## What needs to be done
Please write the listing below out again exactly, leaving every picture behind.

## Raw data
* * * * * * *

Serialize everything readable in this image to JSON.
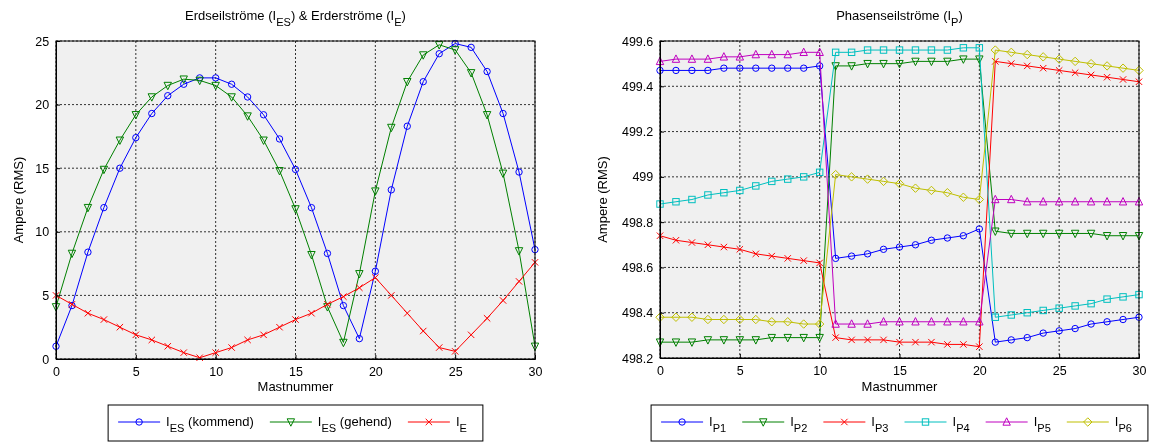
{
  "chart_data": [
    {
      "type": "line",
      "title": "Erdseilströme (I$_{ES}$) & Erderströme (I$_{E}$)",
      "xlabel": "Mastnummer",
      "ylabel": "Ampere (RMS)",
      "x": [
        0,
        1,
        2,
        3,
        4,
        5,
        6,
        7,
        8,
        9,
        10,
        11,
        12,
        13,
        14,
        15,
        16,
        17,
        18,
        19,
        20,
        21,
        22,
        23,
        24,
        25,
        26,
        27,
        28,
        29,
        30
      ],
      "xlim": [
        0,
        30
      ],
      "xticks": [
        0,
        5,
        10,
        15,
        20,
        25,
        30
      ],
      "ylim": [
        0,
        25
      ],
      "yticks": [
        0,
        5,
        10,
        15,
        20,
        25
      ],
      "grid": true,
      "legend": "bottom",
      "line_style": "solid",
      "series": [
        {
          "name": "I$_{ES}$ (kommend)",
          "color": "#0000ff",
          "marker": "circle",
          "values": [
            1.0,
            4.2,
            8.4,
            11.9,
            15.0,
            17.4,
            19.3,
            20.7,
            21.6,
            22.1,
            22.1,
            21.6,
            20.6,
            19.2,
            17.3,
            14.9,
            11.9,
            8.3,
            4.2,
            1.6,
            6.9,
            13.3,
            18.3,
            21.8,
            24.0,
            24.8,
            24.5,
            22.6,
            19.3,
            14.7,
            8.6
          ]
        },
        {
          "name": "I$_{ES}$ (gehend)",
          "color": "#008000",
          "marker": "triangle-down",
          "values": [
            4.1,
            8.3,
            11.9,
            14.9,
            17.2,
            19.2,
            20.6,
            21.5,
            22.0,
            21.9,
            21.5,
            20.6,
            19.1,
            17.2,
            14.8,
            11.8,
            8.2,
            4.1,
            1.3,
            6.7,
            13.2,
            18.2,
            21.8,
            23.9,
            24.7,
            24.3,
            22.5,
            19.2,
            14.6,
            8.5,
            1.0
          ]
        },
        {
          "name": "I$_{E}$",
          "color": "#ff0000",
          "marker": "cross",
          "values": [
            5.0,
            4.3,
            3.6,
            3.1,
            2.5,
            1.9,
            1.5,
            1.0,
            0.5,
            0.1,
            0.5,
            0.9,
            1.5,
            1.9,
            2.5,
            3.1,
            3.6,
            4.3,
            4.9,
            5.6,
            6.4,
            5.0,
            3.6,
            2.2,
            0.9,
            0.6,
            1.9,
            3.2,
            4.6,
            6.1,
            7.6
          ]
        }
      ]
    },
    {
      "type": "line",
      "title": "Phasenseilströme (I$_{P}$)",
      "xlabel": "Mastnummer",
      "ylabel": "Ampere (RMS)",
      "x": [
        0,
        1,
        2,
        3,
        4,
        5,
        6,
        7,
        8,
        9,
        10,
        11,
        12,
        13,
        14,
        15,
        16,
        17,
        18,
        19,
        20,
        21,
        22,
        23,
        24,
        25,
        26,
        27,
        28,
        29,
        30
      ],
      "xlim": [
        0,
        30
      ],
      "xticks": [
        0,
        5,
        10,
        15,
        20,
        25,
        30
      ],
      "ylim": [
        498.2,
        499.6
      ],
      "yticks": [
        498.2,
        498.4,
        498.6,
        498.8,
        499,
        499.2,
        499.4,
        499.6
      ],
      "grid": true,
      "legend": "bottom",
      "line_style": "solid",
      "series": [
        {
          "name": "I$_{P1}$",
          "color": "#0000ff",
          "marker": "circle",
          "values": [
            499.47,
            499.47,
            499.47,
            499.47,
            499.48,
            499.48,
            499.48,
            499.48,
            499.48,
            499.48,
            499.49,
            498.64,
            498.65,
            498.66,
            498.68,
            498.69,
            498.7,
            498.72,
            498.73,
            498.74,
            498.77,
            498.27,
            498.28,
            498.29,
            498.31,
            498.32,
            498.33,
            498.35,
            498.36,
            498.37,
            498.38
          ]
        },
        {
          "name": "I$_{P2}$",
          "color": "#008000",
          "marker": "triangle-down",
          "values": [
            498.27,
            498.27,
            498.27,
            498.28,
            498.28,
            498.28,
            498.28,
            498.29,
            498.29,
            498.29,
            498.29,
            499.49,
            499.49,
            499.5,
            499.5,
            499.5,
            499.51,
            499.51,
            499.51,
            499.52,
            499.52,
            498.76,
            498.75,
            498.75,
            498.75,
            498.75,
            498.75,
            498.75,
            498.74,
            498.74,
            498.74
          ]
        },
        {
          "name": "I$_{P3}$",
          "color": "#ff0000",
          "marker": "cross",
          "values": [
            498.74,
            498.72,
            498.71,
            498.7,
            498.69,
            498.68,
            498.66,
            498.65,
            498.64,
            498.63,
            498.62,
            498.29,
            498.28,
            498.28,
            498.28,
            498.27,
            498.27,
            498.27,
            498.26,
            498.26,
            498.25,
            499.51,
            499.5,
            499.49,
            499.48,
            499.47,
            499.46,
            499.45,
            499.44,
            499.43,
            499.42
          ]
        },
        {
          "name": "I$_{P4}$",
          "color": "#00bfbf",
          "marker": "square",
          "values": [
            498.88,
            498.89,
            498.9,
            498.92,
            498.93,
            498.94,
            498.96,
            498.98,
            498.99,
            499.0,
            499.02,
            499.55,
            499.55,
            499.56,
            499.56,
            499.56,
            499.56,
            499.56,
            499.56,
            499.57,
            499.57,
            498.38,
            498.39,
            498.4,
            498.41,
            498.42,
            498.43,
            498.44,
            498.46,
            498.47,
            498.48
          ]
        },
        {
          "name": "I$_{P5}$",
          "color": "#bf00bf",
          "marker": "triangle",
          "values": [
            499.51,
            499.52,
            499.52,
            499.52,
            499.53,
            499.53,
            499.54,
            499.54,
            499.54,
            499.55,
            499.55,
            498.35,
            498.35,
            498.35,
            498.36,
            498.36,
            498.36,
            498.36,
            498.36,
            498.36,
            498.36,
            498.9,
            498.9,
            498.89,
            498.89,
            498.89,
            498.89,
            498.89,
            498.89,
            498.89,
            498.89
          ]
        },
        {
          "name": "I$_{P6}$",
          "color": "#bfbf00",
          "marker": "diamond",
          "values": [
            498.38,
            498.38,
            498.38,
            498.37,
            498.37,
            498.37,
            498.37,
            498.36,
            498.36,
            498.35,
            498.35,
            499.01,
            499.0,
            498.99,
            498.98,
            498.97,
            498.95,
            498.94,
            498.93,
            498.91,
            498.9,
            499.56,
            499.55,
            499.54,
            499.53,
            499.52,
            499.51,
            499.5,
            499.49,
            499.48,
            499.47
          ]
        }
      ]
    }
  ]
}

* * * * * * *

## Right answer
Serialize everything readable in this image to JSON.
{
  "chart_data": [
    {
      "type": "line",
      "title": "Erdseilströme (I$_{ES}$) & Erderströme (I$_{E}$)",
      "xlabel": "Mastnummer",
      "ylabel": "Ampere (RMS)",
      "x": [
        0,
        1,
        2,
        3,
        4,
        5,
        6,
        7,
        8,
        9,
        10,
        11,
        12,
        13,
        14,
        15,
        16,
        17,
        18,
        19,
        20,
        21,
        22,
        23,
        24,
        25,
        26,
        27,
        28,
        29,
        30
      ],
      "xlim": [
        0,
        30
      ],
      "xticks": [
        0,
        5,
        10,
        15,
        20,
        25,
        30
      ],
      "ylim": [
        0,
        25
      ],
      "yticks": [
        0,
        5,
        10,
        15,
        20,
        25
      ],
      "grid": true,
      "legend": "bottom",
      "line_style": "solid",
      "series": [
        {
          "name": "I$_{ES}$ (kommend)",
          "color": "#0000ff",
          "marker": "circle",
          "values": [
            1.0,
            4.2,
            8.4,
            11.9,
            15.0,
            17.4,
            19.3,
            20.7,
            21.6,
            22.1,
            22.1,
            21.6,
            20.6,
            19.2,
            17.3,
            14.9,
            11.9,
            8.3,
            4.2,
            1.6,
            6.9,
            13.3,
            18.3,
            21.8,
            24.0,
            24.8,
            24.5,
            22.6,
            19.3,
            14.7,
            8.6
          ]
        },
        {
          "name": "I$_{ES}$ (gehend)",
          "color": "#008000",
          "marker": "triangle-down",
          "values": [
            4.1,
            8.3,
            11.9,
            14.9,
            17.2,
            19.2,
            20.6,
            21.5,
            22.0,
            21.9,
            21.5,
            20.6,
            19.1,
            17.2,
            14.8,
            11.8,
            8.2,
            4.1,
            1.3,
            6.7,
            13.2,
            18.2,
            21.8,
            23.9,
            24.7,
            24.3,
            22.5,
            19.2,
            14.6,
            8.5,
            1.0
          ]
        },
        {
          "name": "I$_{E}$",
          "color": "#ff0000",
          "marker": "cross",
          "values": [
            5.0,
            4.3,
            3.6,
            3.1,
            2.5,
            1.9,
            1.5,
            1.0,
            0.5,
            0.1,
            0.5,
            0.9,
            1.5,
            1.9,
            2.5,
            3.1,
            3.6,
            4.3,
            4.9,
            5.6,
            6.4,
            5.0,
            3.6,
            2.2,
            0.9,
            0.6,
            1.9,
            3.2,
            4.6,
            6.1,
            7.6
          ]
        }
      ]
    },
    {
      "type": "line",
      "title": "Phasenseilströme (I$_{P}$)",
      "xlabel": "Mastnummer",
      "ylabel": "Ampere (RMS)",
      "x": [
        0,
        1,
        2,
        3,
        4,
        5,
        6,
        7,
        8,
        9,
        10,
        11,
        12,
        13,
        14,
        15,
        16,
        17,
        18,
        19,
        20,
        21,
        22,
        23,
        24,
        25,
        26,
        27,
        28,
        29,
        30
      ],
      "xlim": [
        0,
        30
      ],
      "xticks": [
        0,
        5,
        10,
        15,
        20,
        25,
        30
      ],
      "ylim": [
        498.2,
        499.6
      ],
      "yticks": [
        498.2,
        498.4,
        498.6,
        498.8,
        499,
        499.2,
        499.4,
        499.6
      ],
      "grid": true,
      "legend": "bottom",
      "line_style": "solid",
      "series": [
        {
          "name": "I$_{P1}$",
          "color": "#0000ff",
          "marker": "circle",
          "values": [
            499.47,
            499.47,
            499.47,
            499.47,
            499.48,
            499.48,
            499.48,
            499.48,
            499.48,
            499.48,
            499.49,
            498.64,
            498.65,
            498.66,
            498.68,
            498.69,
            498.7,
            498.72,
            498.73,
            498.74,
            498.77,
            498.27,
            498.28,
            498.29,
            498.31,
            498.32,
            498.33,
            498.35,
            498.36,
            498.37,
            498.38
          ]
        },
        {
          "name": "I$_{P2}$",
          "color": "#008000",
          "marker": "triangle-down",
          "values": [
            498.27,
            498.27,
            498.27,
            498.28,
            498.28,
            498.28,
            498.28,
            498.29,
            498.29,
            498.29,
            498.29,
            499.49,
            499.49,
            499.5,
            499.5,
            499.5,
            499.51,
            499.51,
            499.51,
            499.52,
            499.52,
            498.76,
            498.75,
            498.75,
            498.75,
            498.75,
            498.75,
            498.75,
            498.74,
            498.74,
            498.74
          ]
        },
        {
          "name": "I$_{P3}$",
          "color": "#ff0000",
          "marker": "cross",
          "values": [
            498.74,
            498.72,
            498.71,
            498.7,
            498.69,
            498.68,
            498.66,
            498.65,
            498.64,
            498.63,
            498.62,
            498.29,
            498.28,
            498.28,
            498.28,
            498.27,
            498.27,
            498.27,
            498.26,
            498.26,
            498.25,
            499.51,
            499.5,
            499.49,
            499.48,
            499.47,
            499.46,
            499.45,
            499.44,
            499.43,
            499.42
          ]
        },
        {
          "name": "I$_{P4}$",
          "color": "#00bfbf",
          "marker": "square",
          "values": [
            498.88,
            498.89,
            498.9,
            498.92,
            498.93,
            498.94,
            498.96,
            498.98,
            498.99,
            499.0,
            499.02,
            499.55,
            499.55,
            499.56,
            499.56,
            499.56,
            499.56,
            499.56,
            499.56,
            499.57,
            499.57,
            498.38,
            498.39,
            498.4,
            498.41,
            498.42,
            498.43,
            498.44,
            498.46,
            498.47,
            498.48
          ]
        },
        {
          "name": "I$_{P5}$",
          "color": "#bf00bf",
          "marker": "triangle",
          "values": [
            499.51,
            499.52,
            499.52,
            499.52,
            499.53,
            499.53,
            499.54,
            499.54,
            499.54,
            499.55,
            499.55,
            498.35,
            498.35,
            498.35,
            498.36,
            498.36,
            498.36,
            498.36,
            498.36,
            498.36,
            498.36,
            498.9,
            498.9,
            498.89,
            498.89,
            498.89,
            498.89,
            498.89,
            498.89,
            498.89,
            498.89
          ]
        },
        {
          "name": "I$_{P6}$",
          "color": "#bfbf00",
          "marker": "diamond",
          "values": [
            498.38,
            498.38,
            498.38,
            498.37,
            498.37,
            498.37,
            498.37,
            498.36,
            498.36,
            498.35,
            498.35,
            499.01,
            499.0,
            498.99,
            498.98,
            498.97,
            498.95,
            498.94,
            498.93,
            498.91,
            498.9,
            499.56,
            499.55,
            499.54,
            499.53,
            499.52,
            499.51,
            499.5,
            499.49,
            499.48,
            499.47
          ]
        }
      ]
    }
  ]
}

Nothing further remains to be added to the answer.